------ Source data ------
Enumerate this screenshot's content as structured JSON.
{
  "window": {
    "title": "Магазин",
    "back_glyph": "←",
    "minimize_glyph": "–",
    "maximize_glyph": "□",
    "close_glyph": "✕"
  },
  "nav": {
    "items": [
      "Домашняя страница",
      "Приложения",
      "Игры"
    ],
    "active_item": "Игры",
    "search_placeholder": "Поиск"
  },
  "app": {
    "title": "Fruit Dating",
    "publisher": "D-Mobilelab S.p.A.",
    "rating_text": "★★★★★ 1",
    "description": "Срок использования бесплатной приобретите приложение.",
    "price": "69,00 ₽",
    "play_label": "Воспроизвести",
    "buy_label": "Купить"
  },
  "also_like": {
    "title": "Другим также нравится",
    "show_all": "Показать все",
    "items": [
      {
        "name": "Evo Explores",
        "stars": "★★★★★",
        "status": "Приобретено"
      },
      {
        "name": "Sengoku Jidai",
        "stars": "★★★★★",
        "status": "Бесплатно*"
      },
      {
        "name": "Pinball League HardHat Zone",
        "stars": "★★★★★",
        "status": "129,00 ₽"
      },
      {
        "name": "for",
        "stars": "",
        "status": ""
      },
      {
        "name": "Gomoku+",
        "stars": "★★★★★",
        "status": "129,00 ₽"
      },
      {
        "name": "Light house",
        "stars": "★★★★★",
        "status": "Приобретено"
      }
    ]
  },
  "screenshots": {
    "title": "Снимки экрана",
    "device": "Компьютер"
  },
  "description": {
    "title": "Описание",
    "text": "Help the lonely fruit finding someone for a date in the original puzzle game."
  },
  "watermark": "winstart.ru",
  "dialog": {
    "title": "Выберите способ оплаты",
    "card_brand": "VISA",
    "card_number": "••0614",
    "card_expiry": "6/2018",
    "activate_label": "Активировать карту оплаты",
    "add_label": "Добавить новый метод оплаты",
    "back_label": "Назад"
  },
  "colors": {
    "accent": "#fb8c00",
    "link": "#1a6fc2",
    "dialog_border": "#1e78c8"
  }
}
------
◆ **Written problem**: Repeat each entry word for word.

◆ **Solution for this problem**:
Enumerate this screenshot's content as structured JSON.
{
  "window": {
    "title": "Магазин",
    "back_glyph": "←",
    "minimize_glyph": "–",
    "maximize_glyph": "□",
    "close_glyph": "✕"
  },
  "nav": {
    "items": [
      "Домашняя страница",
      "Приложения",
      "Игры"
    ],
    "active_item": "Игры",
    "search_placeholder": "Поиск"
  },
  "app": {
    "title": "Fruit Dating",
    "publisher": "D-Mobilelab S.p.A.",
    "rating_text": "★★★★★ 1",
    "description": "Срок использования бесплатной приобретите приложение.",
    "price": "69,00 ₽",
    "play_label": "Воспроизвести",
    "buy_label": "Купить"
  },
  "also_like": {
    "title": "Другим также нравится",
    "show_all": "Показать все",
    "items": [
      {
        "name": "Evo Explores",
        "stars": "★★★★★",
        "status": "Приобретено"
      },
      {
        "name": "Sengoku Jidai",
        "stars": "★★★★★",
        "status": "Бесплатно*"
      },
      {
        "name": "Pinball League HardHat Zone",
        "stars": "★★★★★",
        "status": "129,00 ₽"
      },
      {
        "name": "for",
        "stars": "",
        "status": ""
      },
      {
        "name": "Gomoku+",
        "stars": "★★★★★",
        "status": "129,00 ₽"
      },
      {
        "name": "Light house",
        "stars": "★★★★★",
        "status": "Приобретено"
      }
    ]
  },
  "screenshots": {
    "title": "Снимки экрана",
    "device": "Компьютер"
  },
  "description": {
    "title": "Описание",
    "text": "Help the lonely fruit finding someone for a date in the original puzzle game."
  },
  "watermark": "winstart.ru",
  "dialog": {
    "title": "Выберите способ оплаты",
    "card_brand": "VISA",
    "card_number": "••0614",
    "card_expiry": "6/2018",
    "activate_label": "Активировать карту оплаты",
    "add_label": "Добавить новый метод оплаты",
    "back_label": "Назад"
  },
  "colors": {
    "accent": "#fb8c00",
    "link": "#1a6fc2",
    "dialog_border": "#1e78c8"
  }
}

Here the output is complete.